**The exercise**
Output solely the number of lines containing the string "años".

-*-*-

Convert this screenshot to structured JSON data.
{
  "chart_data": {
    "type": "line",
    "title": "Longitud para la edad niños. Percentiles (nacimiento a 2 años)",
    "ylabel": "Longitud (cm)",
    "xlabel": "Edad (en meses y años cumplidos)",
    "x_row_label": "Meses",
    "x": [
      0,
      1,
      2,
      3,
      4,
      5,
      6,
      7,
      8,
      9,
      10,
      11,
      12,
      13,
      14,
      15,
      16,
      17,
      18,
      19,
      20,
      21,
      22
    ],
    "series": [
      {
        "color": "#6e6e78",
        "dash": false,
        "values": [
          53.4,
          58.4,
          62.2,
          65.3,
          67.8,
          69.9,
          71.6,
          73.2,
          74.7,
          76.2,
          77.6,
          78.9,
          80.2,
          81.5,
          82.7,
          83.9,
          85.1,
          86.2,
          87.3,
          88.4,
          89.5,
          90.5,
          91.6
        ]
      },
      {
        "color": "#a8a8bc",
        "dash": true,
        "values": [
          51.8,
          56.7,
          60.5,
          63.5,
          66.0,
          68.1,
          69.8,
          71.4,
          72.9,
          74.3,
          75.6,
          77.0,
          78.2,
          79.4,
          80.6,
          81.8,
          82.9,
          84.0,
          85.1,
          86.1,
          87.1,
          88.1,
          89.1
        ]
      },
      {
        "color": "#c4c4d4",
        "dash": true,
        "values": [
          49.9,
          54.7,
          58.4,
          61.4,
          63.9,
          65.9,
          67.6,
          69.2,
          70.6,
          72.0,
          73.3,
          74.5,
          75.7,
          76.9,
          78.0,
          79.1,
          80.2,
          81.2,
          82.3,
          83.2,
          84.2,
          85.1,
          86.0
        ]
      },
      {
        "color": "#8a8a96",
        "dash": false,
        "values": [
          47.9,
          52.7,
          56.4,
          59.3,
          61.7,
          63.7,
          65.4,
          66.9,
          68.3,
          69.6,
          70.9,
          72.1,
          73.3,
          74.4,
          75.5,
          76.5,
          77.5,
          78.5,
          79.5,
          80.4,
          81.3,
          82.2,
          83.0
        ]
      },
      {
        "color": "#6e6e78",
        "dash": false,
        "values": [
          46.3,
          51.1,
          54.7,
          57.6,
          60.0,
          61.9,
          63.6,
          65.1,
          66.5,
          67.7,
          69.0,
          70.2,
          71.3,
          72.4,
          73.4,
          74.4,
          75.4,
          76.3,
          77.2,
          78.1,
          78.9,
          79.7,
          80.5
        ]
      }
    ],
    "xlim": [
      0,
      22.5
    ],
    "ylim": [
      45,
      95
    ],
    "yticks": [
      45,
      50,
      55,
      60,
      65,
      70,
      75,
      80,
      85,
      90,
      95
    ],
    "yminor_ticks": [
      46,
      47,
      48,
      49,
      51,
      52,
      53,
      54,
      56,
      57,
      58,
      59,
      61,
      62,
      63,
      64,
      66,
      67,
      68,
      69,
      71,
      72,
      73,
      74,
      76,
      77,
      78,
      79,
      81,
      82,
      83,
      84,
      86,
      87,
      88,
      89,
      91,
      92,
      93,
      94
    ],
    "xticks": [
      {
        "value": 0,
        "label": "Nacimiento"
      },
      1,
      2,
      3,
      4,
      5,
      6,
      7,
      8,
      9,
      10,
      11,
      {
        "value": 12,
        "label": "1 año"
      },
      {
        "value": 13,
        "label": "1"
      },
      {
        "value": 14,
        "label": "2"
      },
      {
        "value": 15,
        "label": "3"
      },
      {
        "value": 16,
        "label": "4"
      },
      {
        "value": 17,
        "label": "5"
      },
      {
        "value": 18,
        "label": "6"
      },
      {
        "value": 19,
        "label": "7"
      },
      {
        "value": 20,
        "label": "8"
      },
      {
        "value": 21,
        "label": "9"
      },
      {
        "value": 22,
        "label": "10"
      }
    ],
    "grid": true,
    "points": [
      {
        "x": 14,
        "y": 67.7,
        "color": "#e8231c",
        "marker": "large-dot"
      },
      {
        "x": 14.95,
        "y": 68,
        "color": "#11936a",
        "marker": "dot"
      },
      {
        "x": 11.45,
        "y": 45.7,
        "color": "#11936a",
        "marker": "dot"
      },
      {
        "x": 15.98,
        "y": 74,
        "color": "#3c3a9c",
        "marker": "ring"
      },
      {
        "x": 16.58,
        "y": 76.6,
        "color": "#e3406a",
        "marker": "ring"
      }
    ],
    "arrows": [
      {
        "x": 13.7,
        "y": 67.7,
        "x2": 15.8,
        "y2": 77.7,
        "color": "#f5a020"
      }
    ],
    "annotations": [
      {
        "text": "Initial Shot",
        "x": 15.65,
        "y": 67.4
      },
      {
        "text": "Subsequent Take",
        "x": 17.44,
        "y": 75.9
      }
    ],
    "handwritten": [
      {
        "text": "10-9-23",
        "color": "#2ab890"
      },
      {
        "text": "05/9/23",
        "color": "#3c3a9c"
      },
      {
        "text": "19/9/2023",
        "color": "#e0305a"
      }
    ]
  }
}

-*-*-

**Written answer**
2